- Instructions for the task -
Copy out, exactly as given, every line from the line with "Type out the text in this image." to the end of the listing, both of those lines included.

**********

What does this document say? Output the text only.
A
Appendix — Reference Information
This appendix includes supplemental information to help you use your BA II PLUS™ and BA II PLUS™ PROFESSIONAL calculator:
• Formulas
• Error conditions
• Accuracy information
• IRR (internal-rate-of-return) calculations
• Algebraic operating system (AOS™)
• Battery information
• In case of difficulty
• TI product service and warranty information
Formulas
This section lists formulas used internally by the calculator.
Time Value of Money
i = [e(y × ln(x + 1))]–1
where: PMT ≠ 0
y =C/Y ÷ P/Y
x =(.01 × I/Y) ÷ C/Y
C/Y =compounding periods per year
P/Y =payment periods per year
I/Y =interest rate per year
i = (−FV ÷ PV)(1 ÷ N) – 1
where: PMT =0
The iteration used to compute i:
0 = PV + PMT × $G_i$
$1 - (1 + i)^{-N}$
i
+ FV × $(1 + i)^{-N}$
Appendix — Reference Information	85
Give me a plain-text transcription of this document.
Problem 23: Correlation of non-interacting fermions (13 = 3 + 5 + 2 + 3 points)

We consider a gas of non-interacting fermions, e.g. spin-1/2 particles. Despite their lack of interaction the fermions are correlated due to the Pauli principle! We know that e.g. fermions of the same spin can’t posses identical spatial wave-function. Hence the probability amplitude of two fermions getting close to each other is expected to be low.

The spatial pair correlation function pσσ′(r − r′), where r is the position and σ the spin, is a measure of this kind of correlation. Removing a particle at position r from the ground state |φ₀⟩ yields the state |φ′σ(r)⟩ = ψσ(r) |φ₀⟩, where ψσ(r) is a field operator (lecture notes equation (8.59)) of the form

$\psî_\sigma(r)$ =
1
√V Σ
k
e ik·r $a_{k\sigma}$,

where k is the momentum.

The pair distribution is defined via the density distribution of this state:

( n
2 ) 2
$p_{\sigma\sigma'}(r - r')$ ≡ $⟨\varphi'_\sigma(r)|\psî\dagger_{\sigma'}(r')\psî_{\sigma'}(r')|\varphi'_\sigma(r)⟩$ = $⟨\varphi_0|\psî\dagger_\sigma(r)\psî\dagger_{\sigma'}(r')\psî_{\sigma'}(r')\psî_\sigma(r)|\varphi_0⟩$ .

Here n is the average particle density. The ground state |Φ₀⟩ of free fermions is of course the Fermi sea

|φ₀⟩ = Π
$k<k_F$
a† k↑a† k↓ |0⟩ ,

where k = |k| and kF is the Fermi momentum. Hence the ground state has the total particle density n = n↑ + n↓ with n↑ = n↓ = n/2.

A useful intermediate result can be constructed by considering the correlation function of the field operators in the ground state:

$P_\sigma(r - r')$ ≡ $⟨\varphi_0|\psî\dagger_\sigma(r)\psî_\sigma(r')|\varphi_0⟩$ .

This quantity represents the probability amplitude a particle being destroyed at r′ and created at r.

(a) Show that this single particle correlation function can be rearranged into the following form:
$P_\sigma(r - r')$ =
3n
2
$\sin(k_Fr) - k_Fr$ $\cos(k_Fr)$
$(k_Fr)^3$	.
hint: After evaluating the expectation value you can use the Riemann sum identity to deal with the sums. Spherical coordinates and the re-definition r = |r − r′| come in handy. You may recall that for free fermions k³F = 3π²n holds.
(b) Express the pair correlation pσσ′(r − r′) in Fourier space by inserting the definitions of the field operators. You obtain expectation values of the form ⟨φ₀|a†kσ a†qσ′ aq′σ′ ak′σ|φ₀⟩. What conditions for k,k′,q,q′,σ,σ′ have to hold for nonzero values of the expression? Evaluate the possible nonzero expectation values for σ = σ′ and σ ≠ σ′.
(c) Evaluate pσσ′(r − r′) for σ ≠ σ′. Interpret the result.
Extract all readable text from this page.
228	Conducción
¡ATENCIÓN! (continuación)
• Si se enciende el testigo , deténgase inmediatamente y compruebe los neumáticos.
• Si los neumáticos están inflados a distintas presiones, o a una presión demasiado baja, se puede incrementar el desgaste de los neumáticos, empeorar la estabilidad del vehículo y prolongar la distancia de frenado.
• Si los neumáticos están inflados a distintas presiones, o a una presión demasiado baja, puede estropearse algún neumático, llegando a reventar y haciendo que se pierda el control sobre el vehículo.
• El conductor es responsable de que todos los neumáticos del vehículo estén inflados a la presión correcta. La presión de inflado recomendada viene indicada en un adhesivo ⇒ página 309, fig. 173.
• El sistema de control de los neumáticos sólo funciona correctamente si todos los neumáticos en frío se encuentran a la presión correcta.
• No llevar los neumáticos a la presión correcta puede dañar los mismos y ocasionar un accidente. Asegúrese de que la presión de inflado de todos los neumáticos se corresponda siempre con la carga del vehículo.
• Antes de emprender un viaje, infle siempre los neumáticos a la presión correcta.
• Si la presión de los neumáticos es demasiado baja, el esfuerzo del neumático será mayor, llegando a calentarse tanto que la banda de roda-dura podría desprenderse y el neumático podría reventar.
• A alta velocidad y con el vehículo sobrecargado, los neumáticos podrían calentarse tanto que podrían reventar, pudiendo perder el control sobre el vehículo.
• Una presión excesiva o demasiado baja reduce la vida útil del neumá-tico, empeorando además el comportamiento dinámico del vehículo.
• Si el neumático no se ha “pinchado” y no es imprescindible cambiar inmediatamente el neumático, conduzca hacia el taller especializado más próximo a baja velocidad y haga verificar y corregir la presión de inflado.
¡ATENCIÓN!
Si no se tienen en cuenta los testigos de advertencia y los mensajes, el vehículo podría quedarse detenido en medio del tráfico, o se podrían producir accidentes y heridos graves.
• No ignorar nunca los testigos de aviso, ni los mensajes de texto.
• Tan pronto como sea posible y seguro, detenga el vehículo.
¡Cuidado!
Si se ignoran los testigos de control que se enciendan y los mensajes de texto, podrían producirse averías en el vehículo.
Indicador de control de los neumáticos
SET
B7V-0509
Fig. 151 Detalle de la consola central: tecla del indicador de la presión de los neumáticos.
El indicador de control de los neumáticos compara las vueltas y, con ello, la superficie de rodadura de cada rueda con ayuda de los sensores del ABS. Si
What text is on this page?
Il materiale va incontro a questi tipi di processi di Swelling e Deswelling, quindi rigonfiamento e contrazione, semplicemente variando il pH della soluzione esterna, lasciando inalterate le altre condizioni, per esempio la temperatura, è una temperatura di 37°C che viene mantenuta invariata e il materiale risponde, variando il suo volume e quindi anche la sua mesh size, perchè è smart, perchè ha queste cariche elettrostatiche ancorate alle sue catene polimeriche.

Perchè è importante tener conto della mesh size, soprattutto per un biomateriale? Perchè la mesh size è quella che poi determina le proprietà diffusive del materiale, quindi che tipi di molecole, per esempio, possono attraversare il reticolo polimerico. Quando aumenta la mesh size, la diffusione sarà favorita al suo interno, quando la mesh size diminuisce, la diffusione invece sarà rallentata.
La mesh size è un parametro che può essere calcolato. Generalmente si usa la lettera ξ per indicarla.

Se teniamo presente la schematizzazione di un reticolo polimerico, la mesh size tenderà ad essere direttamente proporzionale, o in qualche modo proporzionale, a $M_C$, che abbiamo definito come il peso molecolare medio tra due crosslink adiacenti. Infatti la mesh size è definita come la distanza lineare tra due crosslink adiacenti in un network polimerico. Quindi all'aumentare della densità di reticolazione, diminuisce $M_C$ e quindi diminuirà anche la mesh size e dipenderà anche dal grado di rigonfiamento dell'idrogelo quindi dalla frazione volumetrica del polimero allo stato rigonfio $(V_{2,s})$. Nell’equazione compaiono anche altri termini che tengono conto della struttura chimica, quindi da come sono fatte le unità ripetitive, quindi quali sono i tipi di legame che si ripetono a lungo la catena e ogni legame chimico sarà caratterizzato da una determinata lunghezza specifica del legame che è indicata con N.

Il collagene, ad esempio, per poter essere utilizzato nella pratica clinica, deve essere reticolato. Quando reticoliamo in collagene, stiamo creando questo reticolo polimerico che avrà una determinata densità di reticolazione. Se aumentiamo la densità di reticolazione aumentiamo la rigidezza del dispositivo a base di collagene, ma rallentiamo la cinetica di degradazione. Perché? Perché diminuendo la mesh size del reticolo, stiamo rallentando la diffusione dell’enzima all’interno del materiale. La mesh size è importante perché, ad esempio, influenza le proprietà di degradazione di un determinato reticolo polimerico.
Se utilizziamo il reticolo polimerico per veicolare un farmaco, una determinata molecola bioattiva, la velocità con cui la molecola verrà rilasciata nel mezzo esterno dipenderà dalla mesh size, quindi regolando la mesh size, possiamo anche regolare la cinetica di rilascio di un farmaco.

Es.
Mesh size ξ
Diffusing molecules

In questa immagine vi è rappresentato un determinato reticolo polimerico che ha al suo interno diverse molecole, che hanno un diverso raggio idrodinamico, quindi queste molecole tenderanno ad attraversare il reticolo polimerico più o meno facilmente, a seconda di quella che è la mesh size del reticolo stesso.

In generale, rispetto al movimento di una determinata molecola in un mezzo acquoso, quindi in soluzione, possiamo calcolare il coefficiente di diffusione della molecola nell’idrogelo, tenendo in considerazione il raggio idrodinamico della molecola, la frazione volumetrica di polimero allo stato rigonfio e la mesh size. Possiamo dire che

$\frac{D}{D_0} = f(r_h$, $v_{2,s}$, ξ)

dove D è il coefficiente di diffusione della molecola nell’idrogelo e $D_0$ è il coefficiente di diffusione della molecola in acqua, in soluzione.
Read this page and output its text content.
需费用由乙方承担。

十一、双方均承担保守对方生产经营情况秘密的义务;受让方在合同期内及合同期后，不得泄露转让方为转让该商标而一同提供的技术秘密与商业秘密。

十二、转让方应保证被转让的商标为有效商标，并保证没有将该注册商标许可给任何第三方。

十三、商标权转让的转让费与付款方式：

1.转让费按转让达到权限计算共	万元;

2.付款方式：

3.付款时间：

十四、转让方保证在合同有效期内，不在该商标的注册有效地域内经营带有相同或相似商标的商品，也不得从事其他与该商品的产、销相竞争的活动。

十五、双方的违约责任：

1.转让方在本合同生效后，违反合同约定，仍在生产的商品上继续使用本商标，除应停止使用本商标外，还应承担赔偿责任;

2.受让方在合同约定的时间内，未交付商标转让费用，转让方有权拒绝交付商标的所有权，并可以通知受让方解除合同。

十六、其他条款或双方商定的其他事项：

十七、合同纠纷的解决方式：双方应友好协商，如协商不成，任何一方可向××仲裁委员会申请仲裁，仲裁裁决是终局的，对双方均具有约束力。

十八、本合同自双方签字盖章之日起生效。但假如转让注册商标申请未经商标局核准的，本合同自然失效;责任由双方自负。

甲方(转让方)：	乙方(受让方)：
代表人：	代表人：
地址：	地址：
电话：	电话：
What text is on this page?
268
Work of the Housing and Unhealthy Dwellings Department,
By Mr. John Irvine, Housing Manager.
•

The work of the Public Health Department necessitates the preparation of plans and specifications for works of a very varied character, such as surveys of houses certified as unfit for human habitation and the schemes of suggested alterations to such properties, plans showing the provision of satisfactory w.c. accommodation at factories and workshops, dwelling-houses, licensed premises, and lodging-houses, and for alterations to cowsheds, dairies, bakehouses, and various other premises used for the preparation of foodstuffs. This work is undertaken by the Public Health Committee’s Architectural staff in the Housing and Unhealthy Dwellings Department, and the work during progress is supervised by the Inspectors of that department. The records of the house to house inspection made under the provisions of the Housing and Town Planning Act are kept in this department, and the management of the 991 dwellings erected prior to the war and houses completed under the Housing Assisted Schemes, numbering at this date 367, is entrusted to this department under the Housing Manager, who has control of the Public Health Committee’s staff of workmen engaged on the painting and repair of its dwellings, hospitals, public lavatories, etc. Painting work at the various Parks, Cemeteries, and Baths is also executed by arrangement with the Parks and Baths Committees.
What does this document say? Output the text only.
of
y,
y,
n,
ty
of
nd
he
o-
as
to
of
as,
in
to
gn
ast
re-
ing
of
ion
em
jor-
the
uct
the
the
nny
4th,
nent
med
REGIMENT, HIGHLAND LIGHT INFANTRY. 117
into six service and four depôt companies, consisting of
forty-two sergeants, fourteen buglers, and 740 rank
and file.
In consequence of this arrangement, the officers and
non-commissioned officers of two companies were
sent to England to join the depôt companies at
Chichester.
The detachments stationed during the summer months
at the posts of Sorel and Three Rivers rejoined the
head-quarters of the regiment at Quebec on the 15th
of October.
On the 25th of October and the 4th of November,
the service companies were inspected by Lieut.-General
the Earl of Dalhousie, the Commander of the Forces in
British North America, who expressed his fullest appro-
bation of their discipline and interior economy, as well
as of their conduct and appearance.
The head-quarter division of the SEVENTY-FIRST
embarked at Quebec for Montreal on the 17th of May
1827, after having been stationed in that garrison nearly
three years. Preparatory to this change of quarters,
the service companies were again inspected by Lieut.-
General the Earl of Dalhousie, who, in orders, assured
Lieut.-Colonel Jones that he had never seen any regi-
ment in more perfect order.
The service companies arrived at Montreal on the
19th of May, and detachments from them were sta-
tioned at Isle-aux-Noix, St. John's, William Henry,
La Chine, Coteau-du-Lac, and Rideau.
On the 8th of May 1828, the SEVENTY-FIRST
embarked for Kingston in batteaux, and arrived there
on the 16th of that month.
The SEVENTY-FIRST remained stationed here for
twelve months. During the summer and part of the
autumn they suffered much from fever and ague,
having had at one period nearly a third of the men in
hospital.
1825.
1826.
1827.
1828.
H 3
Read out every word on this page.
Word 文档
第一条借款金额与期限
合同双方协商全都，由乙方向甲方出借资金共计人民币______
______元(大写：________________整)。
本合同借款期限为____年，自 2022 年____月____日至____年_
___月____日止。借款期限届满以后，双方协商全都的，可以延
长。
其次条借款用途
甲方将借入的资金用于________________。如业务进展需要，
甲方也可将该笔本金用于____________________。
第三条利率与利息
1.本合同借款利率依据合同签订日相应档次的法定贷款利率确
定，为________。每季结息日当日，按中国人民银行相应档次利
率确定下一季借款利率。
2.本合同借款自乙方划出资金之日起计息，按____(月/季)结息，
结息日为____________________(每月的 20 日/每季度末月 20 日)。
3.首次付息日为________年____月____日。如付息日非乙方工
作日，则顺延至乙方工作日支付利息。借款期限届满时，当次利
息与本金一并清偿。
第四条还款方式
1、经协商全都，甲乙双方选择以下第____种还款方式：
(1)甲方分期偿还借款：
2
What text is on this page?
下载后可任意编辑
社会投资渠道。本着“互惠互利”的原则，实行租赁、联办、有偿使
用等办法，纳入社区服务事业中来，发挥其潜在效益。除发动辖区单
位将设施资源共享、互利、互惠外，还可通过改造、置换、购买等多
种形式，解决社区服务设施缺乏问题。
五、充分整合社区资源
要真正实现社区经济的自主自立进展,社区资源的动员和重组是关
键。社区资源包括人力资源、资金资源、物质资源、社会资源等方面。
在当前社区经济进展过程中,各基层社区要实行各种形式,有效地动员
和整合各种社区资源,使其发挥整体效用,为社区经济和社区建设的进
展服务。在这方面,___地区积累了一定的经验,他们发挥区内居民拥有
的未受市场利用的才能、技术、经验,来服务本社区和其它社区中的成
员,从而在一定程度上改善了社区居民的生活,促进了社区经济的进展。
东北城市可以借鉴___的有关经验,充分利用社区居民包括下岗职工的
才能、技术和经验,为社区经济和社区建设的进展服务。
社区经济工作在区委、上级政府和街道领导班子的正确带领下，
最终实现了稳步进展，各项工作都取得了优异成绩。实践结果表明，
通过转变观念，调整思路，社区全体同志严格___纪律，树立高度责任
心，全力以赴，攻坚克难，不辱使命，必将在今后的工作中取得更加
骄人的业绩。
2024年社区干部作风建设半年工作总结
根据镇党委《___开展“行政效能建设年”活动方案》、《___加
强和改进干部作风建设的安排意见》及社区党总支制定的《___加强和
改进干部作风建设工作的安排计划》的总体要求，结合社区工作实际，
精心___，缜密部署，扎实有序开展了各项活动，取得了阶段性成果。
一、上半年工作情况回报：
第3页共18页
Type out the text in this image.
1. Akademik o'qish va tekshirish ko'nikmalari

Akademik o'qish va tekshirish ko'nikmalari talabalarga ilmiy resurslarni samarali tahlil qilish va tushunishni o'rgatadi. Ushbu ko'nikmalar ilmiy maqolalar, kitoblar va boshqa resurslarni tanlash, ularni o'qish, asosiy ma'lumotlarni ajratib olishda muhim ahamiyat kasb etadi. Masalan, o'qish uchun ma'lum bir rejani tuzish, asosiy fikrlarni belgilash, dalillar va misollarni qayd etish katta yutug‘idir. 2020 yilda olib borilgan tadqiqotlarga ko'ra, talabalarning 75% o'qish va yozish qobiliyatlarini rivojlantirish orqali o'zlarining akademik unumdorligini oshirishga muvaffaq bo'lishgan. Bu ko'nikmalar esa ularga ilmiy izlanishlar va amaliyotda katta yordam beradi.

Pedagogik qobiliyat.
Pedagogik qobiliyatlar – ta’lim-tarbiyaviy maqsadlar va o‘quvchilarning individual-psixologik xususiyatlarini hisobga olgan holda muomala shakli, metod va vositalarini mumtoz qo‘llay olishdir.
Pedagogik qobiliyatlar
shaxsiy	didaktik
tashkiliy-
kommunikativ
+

**********

- Written response -
Type out the text in this image.
1. Akademik o'qish va tekshirish ko'nikmalari

Akademik o'qish va tekshirish ko'nikmalari talabalarga ilmiy resurslarni samarali tahlil qilish va tushunishni o'rgatadi. Ushbu ko'nikmalar ilmiy maqolalar, kitoblar va boshqa resurslarni tanlash, ularni o'qish, asosiy ma'lumotlarni ajratib olishda muhim ahamiyat kasb etadi. Masalan, o'qish uchun ma'lum bir rejani tuzish, asosiy fikrlarni belgilash, dalillar va misollarni qayd etish katta yutug‘idir. 2020 yilda olib borilgan tadqiqotlarga ko'ra, talabalarning 75% o'qish va yozish qobiliyatlarini rivojlantirish orqali o'zlarining akademik unumdorligini oshirishga muvaffaq bo'lishgan. Bu ko'nikmalar esa ularga ilmiy izlanishlar va amaliyotda katta yordam beradi.

Pedagogik qobiliyat.
Pedagogik qobiliyatlar – ta’lim-tarbiyaviy maqsadlar va o‘quvchilarning individual-psixologik xususiyatlarini hisobga olgan holda muomala shakli, metod va vositalarini mumtoz qo‘llay olishdir.
Pedagogik qobiliyatlar
shaxsiy	didaktik
tashkiliy-
kommunikativ
+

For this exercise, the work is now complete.